■ **Work instructions**: Show every line in the entries below where the word "into" appears.

### Raw records ###

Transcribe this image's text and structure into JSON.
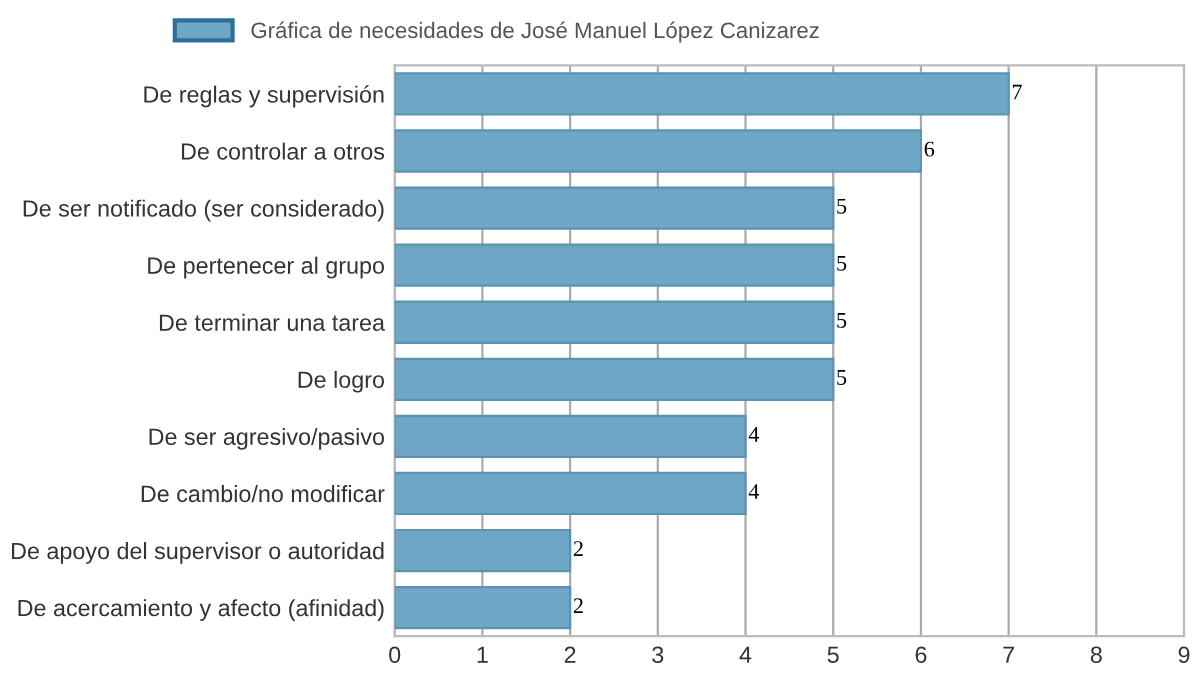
{
  "chart_data": {
    "type": "bar",
    "orientation": "horizontal",
    "categories": [
      "De reglas y supervisión",
      "De controlar a otros",
      "De ser notificado (ser considerado)",
      "De pertenecer al grupo",
      "De terminar una tarea",
      "De logro",
      "De ser agresivo/pasivo",
      "De cambio/no modificar",
      "De apoyo del supervisor o autoridad",
      "De acercamiento y afecto (afinidad)"
    ],
    "series": [
      {
        "name": "Gráfica de necesidades de José Manuel López Canizarez",
        "color": "#6ea6c6",
        "values": [
          7,
          6,
          5,
          5,
          5,
          5,
          4,
          4,
          2,
          2
        ]
      }
    ],
    "xlim": [
      0,
      9
    ],
    "xticks": [
      0,
      1,
      2,
      3,
      4,
      5,
      6,
      7,
      8,
      9
    ],
    "grid": "x",
    "legend": "top",
    "data_labels": true
  }
}
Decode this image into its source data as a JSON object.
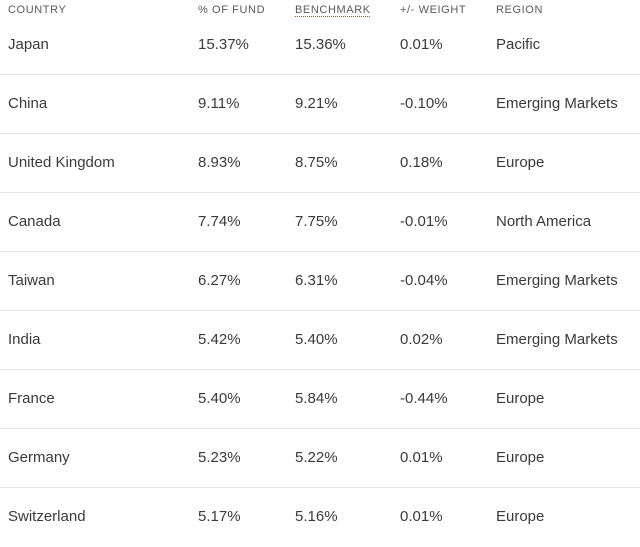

###

■ **Correct result**:
Transcribe this image's text and structure into JSON.
Decode this image into its source data as a JSON object.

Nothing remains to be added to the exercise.